(The task):
Copy every entry exactly.

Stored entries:
━━━━

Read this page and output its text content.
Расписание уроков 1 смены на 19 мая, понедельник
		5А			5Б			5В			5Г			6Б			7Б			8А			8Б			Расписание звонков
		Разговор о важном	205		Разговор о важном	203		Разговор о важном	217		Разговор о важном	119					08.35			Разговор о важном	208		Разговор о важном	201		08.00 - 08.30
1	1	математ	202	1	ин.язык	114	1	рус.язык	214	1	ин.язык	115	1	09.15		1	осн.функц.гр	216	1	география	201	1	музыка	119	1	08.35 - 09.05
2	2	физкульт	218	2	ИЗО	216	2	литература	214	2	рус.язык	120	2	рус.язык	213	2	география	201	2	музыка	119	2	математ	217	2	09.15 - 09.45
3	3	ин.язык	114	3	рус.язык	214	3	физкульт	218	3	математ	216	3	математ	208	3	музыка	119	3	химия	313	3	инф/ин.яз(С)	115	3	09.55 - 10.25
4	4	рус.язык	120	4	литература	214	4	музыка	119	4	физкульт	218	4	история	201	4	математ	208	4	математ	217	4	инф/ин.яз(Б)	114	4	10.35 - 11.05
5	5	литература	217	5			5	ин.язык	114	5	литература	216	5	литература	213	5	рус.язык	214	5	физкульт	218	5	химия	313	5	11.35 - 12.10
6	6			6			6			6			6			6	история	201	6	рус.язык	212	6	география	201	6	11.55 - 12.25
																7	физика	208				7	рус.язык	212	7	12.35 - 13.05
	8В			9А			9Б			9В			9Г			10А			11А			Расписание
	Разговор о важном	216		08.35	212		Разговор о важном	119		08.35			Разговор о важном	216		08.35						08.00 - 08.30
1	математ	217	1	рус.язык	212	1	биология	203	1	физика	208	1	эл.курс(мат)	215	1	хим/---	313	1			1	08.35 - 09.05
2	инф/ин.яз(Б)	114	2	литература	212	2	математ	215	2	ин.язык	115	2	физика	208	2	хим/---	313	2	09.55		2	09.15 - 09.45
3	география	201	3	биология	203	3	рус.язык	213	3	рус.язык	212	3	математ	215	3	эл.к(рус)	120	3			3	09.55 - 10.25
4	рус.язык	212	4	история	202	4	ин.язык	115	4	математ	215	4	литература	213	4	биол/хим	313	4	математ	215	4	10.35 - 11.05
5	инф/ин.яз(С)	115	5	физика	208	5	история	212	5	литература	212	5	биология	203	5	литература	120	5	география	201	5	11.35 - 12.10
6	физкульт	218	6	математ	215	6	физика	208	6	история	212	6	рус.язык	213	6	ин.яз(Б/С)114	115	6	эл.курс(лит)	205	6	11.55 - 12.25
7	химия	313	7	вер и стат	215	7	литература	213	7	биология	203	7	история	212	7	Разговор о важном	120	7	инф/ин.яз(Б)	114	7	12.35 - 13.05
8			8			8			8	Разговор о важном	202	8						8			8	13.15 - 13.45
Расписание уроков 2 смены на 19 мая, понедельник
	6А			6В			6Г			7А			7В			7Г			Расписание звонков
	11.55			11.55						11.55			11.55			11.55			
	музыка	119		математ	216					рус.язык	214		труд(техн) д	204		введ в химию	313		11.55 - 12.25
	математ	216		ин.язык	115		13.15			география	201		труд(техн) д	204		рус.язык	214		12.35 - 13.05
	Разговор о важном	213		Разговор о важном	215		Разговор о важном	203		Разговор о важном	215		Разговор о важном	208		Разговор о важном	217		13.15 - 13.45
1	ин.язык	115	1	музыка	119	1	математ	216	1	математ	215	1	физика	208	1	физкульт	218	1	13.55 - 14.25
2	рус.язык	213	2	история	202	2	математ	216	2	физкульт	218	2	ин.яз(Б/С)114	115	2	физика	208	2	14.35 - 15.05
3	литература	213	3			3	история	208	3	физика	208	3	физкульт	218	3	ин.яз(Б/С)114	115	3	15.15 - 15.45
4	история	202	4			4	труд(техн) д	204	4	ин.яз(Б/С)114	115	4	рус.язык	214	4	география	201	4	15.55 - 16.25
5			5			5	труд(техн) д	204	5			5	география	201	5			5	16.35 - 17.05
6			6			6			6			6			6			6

━━━━

(Answer to this problem):
Read this page and output its text content.
Расписание уроков 1 смены на 19 мая, понедельник
		5А			5Б			5В			5Г			6Б			7Б			8А			8Б			Расписание звонков
		Разговор о важном	205		Разговор о важном	203		Разговор о важном	217		Разговор о важном	119					08.35			Разговор о важном	208		Разговор о важном	201		08.00 - 08.30
1	1	математ	202	1	ин.язык	114	1	рус.язык	214	1	ин.язык	115	1	09.15		1	осн.функц.гр	216	1	география	201	1	музыка	119	1	08.35 - 09.05
2	2	физкульт	218	2	ИЗО	216	2	литература	214	2	рус.язык	120	2	рус.язык	213	2	география	201	2	музыка	119	2	математ	217	2	09.15 - 09.45
3	3	ин.язык	114	3	рус.язык	214	3	физкульт	218	3	математ	216	3	математ	208	3	музыка	119	3	химия	313	3	инф/ин.яз(С)	115	3	09.55 - 10.25
4	4	рус.язык	120	4	литература	214	4	музыка	119	4	физкульт	218	4	история	201	4	математ	208	4	математ	217	4	инф/ин.яз(Б)	114	4	10.35 - 11.05
5	5	литература	217	5			5	ин.язык	114	5	литература	216	5	литература	213	5	рус.язык	214	5	физкульт	218	5	химия	313	5	11.35 - 12.10
6	6			6			6			6			6			6	история	201	6	рус.язык	212	6	география	201	6	11.55 - 12.25
																7	физика	208				7	рус.язык	212	7	12.35 - 13.05
	8В			9А			9Б			9В			9Г			10А			11А			Расписание
	Разговор о важном	216		08.35	212		Разговор о важном	119		08.35			Разговор о важном	216		08.35						08.00 - 08.30
1	математ	217	1	рус.язык	212	1	биология	203	1	физика	208	1	эл.курс(мат)	215	1	хим/---	313	1			1	08.35 - 09.05
2	инф/ин.яз(Б)	114	2	литература	212	2	математ	215	2	ин.язык	115	2	физика	208	2	хим/---	313	2	09.55		2	09.15 - 09.45
3	география	201	3	биология	203	3	рус.язык	213	3	рус.язык	212	3	математ	215	3	эл.к(рус)	120	3			3	09.55 - 10.25
4	рус.язык	212	4	история	202	4	ин.язык	115	4	математ	215	4	литература	213	4	биол/хим	313	4	математ	215	4	10.35 - 11.05
5	инф/ин.яз(С)	115	5	физика	208	5	история	212	5	литература	212	5	биология	203	5	литература	120	5	география	201	5	11.35 - 12.10
6	физкульт	218	6	математ	215	6	физика	208	6	история	212	6	рус.язык	213	6	ин.яз(Б/С)114	115	6	эл.курс(лит)	205	6	11.55 - 12.25
7	химия	313	7	вер и стат	215	7	литература	213	7	биология	203	7	история	212	7	Разговор о важном	120	7	инф/ин.яз(Б)	114	7	12.35 - 13.05
8			8			8			8	Разговор о важном	202	8						8			8	13.15 - 13.45
Расписание уроков 2 смены на 19 мая, понедельник
	6А			6В			6Г			7А			7В			7Г			Расписание звонков
	11.55			11.55						11.55			11.55			11.55			
	музыка	119		математ	216					рус.язык	214		труд(техн) д	204		введ в химию	313		11.55 - 12.25
	математ	216		ин.язык	115		13.15			география	201		труд(техн) д	204		рус.язык	214		12.35 - 13.05
	Разговор о важном	213		Разговор о важном	215		Разговор о важном	203		Разговор о важном	215		Разговор о важном	208		Разговор о важном	217		13.15 - 13.45
1	ин.язык	115	1	музыка	119	1	математ	216	1	математ	215	1	физика	208	1	физкульт	218	1	13.55 - 14.25
2	рус.язык	213	2	история	202	2	математ	216	2	физкульт	218	2	ин.яз(Б/С)114	115	2	физика	208	2	14.35 - 15.05
3	литература	213	3			3	история	208	3	физика	208	3	физкульт	218	3	ин.яз(Б/С)114	115	3	15.15 - 15.45
4	история	202	4			4	труд(техн) д	204	4	ин.яз(Б/С)114	115	4	рус.язык	214	4	география	201	4	15.55 - 16.25
5			5			5	труд(техн) д	204	5			5	география	201	5			5	16.35 - 17.05
6			6			6			6			6			6			6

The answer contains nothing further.